Bundesverband Bürgerinitiativen Umweltschutz (BBU) e.V. - 10. März 2019

1400 demonstrierten Samstag in Ahaus / Weitere Aktionen am 8. Jahrestag der Fukushima-Katastrophe (11. März 2019)


(Bonn / Ahaus, 10.03.2018) Mit einer eindrucksvollen Demonstration haben am Samstag (9. März 2019) rund 1400 Menschen in Ahaus an die Fukushima-Katastrophe vor 8 Jahren in Ahaus erinnert. Gleichzeitig demonstrierten sie gegen jegliche Nutzung der Atomenergie und gegen weitere Castor-Atommüll-Transporte nach Ahaus. An der Demonstration beteiligten sich auch Landwirte aus Ahaus und Umgebung mit rund 80 Traktoren. Bei der Abschlusskundgebung bedankte sich Udo Buchholz vom Vorstand des Bundesverbandes Bürgerinitiativen Umweltschutz bei der Bürgerinitiative "Kein Atommüll in Ahaus", die schon seit Jahrzehnten gegen die Atommüll-Lagerung in Ahaus kämpft und immer wieder vor den Gefahren der Atomenergienutzung warnt. Zudem ging Buchholz in seiner Rede darauf ein, dass der Weiterbetrieb von Atomkraftwerken unverantwortlich ist und dass auch die Uranfabriken in Gronau und Lingen gestoppt werden müssen.

Anlässlich des 8. Jahrestages des Beginns der Atomkatastrophe in Fukushima (Japan, 11. März 2011) fordert der Bundesverband Bürgerinitiativen Umweltschutz (BBU) den sofortigen Atomausstieg in der Bundesrepublik und auch international. Weiterhin ruft der Verband zur Teilnahme an einer der zahlreichen Protest- und Gedenkveranstaltung auf, die am Montag, also direkt am Jahrestag der Fukushimakatastrophe, vielerorts stattfinden. Der BBU betont, dass die wachsenden Atommüllberge unterstreichen, dass der Betrieb aller AKW und Uranfabriken unverzüglich gestoppt werden muss.

# Bereitgestelltes Material

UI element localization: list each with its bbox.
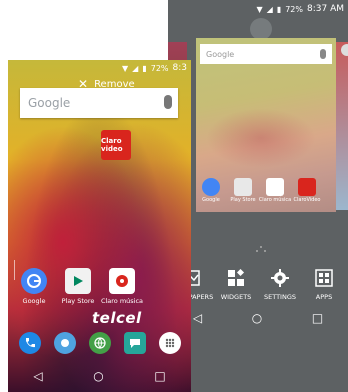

# Die Aufgabe
Mit wie vielen Traktoren beteiligten sich Landwirte laut dem Text über die Demonstration in Ahaus?

# Antwort zur Aufgabe
Mit rund 80 Traktoren.